● **STATED PROBLEM**: Find each line with the word "marker" and copy it.

Figure data in JSON
* Start *
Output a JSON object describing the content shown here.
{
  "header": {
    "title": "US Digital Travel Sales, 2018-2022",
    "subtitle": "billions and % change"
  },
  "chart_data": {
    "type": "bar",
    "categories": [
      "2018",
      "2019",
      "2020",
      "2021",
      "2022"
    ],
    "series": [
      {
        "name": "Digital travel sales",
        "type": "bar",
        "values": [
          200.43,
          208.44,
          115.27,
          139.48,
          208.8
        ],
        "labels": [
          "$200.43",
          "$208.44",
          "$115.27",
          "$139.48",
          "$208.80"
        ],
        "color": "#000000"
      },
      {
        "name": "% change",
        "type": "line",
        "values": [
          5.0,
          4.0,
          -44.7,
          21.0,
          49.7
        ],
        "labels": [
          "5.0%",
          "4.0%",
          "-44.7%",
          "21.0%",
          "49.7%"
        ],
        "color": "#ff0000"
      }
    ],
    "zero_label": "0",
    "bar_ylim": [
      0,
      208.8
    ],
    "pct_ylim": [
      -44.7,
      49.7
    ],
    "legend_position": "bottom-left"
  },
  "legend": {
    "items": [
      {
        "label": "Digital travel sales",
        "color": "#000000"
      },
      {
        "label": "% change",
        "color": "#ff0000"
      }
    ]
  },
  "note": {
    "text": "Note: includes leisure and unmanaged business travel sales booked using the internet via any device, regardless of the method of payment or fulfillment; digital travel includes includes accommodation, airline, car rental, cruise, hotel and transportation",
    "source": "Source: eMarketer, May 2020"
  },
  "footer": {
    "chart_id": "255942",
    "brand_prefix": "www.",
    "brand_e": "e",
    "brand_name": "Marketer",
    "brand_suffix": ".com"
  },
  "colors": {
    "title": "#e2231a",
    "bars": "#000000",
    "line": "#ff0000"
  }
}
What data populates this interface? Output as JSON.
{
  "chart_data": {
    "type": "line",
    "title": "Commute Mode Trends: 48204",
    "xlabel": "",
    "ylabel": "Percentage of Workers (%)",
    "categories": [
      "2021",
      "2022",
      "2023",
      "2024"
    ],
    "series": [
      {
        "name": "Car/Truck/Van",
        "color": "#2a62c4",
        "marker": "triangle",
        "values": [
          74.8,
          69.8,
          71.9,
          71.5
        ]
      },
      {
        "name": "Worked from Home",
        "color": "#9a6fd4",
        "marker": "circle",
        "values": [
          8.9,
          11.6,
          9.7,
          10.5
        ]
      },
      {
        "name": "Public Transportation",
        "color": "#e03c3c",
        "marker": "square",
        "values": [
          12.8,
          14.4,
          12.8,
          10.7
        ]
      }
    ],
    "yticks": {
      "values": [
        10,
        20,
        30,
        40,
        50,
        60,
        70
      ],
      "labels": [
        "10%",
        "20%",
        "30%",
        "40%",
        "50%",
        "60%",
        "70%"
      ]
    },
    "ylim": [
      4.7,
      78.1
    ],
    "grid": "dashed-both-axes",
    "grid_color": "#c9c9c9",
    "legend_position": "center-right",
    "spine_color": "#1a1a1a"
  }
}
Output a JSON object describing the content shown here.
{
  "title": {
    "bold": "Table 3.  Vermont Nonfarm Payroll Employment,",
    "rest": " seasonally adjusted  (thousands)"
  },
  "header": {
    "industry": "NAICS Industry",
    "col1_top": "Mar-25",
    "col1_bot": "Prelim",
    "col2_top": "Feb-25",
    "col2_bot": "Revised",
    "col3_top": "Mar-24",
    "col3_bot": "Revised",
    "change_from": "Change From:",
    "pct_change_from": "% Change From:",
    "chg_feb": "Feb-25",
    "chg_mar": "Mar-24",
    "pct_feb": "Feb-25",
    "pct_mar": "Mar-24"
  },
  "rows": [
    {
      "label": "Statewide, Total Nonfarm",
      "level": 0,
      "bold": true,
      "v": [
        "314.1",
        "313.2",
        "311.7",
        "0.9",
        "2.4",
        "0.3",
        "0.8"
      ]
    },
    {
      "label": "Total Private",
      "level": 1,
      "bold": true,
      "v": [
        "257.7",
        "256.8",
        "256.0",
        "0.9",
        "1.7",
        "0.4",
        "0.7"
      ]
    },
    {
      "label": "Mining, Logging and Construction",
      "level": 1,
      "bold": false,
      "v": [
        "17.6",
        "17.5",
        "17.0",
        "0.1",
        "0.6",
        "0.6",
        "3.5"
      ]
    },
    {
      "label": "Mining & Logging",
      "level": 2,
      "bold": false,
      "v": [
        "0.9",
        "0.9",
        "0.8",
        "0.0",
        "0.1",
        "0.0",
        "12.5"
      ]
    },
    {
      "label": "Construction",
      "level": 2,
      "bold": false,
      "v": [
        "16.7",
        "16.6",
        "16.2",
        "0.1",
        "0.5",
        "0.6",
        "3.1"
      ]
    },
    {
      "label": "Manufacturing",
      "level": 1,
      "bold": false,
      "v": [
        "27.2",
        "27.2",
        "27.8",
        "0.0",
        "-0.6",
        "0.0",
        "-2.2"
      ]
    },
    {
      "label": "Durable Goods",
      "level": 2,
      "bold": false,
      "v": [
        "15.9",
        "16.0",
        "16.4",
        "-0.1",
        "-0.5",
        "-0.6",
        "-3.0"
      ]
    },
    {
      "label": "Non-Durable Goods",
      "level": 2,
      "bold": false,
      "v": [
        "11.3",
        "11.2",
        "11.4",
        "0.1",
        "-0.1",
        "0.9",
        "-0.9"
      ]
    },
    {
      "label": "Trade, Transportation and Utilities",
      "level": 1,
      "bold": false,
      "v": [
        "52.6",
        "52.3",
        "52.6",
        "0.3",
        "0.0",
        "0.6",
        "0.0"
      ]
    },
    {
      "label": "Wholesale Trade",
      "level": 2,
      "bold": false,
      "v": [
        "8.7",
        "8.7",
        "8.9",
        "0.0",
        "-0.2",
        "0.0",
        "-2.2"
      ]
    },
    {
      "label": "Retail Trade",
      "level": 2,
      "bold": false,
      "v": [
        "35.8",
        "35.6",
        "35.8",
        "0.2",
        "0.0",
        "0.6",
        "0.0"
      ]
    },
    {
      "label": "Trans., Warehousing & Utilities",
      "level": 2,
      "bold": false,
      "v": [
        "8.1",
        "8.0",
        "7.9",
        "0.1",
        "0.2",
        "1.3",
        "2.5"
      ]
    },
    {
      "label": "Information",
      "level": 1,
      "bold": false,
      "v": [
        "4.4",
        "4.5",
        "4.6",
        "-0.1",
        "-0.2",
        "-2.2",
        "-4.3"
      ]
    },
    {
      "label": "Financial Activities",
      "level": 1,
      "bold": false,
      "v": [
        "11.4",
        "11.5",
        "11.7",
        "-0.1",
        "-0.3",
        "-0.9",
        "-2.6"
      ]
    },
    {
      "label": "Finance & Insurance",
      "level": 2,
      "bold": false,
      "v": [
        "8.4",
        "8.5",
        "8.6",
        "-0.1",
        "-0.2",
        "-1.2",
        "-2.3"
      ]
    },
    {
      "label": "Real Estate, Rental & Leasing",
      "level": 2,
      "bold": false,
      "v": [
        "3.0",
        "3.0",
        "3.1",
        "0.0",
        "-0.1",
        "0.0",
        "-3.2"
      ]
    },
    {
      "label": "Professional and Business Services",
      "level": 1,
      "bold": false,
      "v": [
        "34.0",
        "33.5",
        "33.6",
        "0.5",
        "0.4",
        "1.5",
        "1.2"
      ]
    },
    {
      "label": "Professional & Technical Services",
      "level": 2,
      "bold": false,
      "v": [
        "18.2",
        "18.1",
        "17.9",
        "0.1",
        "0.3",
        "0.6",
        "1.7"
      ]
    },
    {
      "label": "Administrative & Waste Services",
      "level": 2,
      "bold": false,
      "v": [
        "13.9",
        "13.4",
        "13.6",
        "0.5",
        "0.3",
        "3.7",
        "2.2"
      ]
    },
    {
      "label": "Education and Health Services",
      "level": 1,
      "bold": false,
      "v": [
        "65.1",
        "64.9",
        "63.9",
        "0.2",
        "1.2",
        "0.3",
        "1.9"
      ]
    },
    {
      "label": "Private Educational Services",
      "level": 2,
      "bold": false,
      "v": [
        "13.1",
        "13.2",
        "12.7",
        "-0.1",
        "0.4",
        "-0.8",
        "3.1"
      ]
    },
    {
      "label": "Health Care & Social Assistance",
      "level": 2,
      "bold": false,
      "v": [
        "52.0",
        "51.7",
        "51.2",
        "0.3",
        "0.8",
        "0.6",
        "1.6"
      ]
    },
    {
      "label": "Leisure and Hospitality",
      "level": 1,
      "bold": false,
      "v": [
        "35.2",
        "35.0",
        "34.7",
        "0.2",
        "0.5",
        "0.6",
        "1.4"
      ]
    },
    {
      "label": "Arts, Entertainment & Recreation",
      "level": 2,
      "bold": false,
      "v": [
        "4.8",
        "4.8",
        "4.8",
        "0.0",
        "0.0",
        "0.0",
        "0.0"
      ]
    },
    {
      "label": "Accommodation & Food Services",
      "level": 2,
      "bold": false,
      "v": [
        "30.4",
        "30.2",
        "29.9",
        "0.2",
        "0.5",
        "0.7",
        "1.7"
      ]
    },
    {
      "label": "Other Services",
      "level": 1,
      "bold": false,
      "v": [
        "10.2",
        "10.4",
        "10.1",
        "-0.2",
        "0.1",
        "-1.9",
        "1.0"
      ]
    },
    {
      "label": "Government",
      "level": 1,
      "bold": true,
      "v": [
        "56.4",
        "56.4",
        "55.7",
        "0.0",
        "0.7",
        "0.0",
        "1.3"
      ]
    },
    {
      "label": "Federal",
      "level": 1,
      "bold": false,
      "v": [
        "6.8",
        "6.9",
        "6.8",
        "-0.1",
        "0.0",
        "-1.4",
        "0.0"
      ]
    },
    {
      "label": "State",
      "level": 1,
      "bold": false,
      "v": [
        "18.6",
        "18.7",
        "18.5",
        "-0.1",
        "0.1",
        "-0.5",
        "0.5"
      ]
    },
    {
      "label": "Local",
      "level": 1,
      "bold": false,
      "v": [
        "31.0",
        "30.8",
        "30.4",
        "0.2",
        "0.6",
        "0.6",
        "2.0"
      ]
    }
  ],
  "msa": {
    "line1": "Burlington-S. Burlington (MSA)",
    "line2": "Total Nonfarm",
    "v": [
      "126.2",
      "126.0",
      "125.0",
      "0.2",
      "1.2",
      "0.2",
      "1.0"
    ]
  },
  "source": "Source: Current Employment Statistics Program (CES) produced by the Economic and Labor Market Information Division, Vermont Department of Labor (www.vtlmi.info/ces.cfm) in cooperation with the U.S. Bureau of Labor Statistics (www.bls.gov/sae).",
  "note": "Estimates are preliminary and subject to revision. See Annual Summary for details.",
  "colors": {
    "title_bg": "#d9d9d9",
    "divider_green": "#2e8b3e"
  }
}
* End *
● **FINAL RESULT**:
        "marker": "triangle",
        "marker": "circle",
        "marker": "square",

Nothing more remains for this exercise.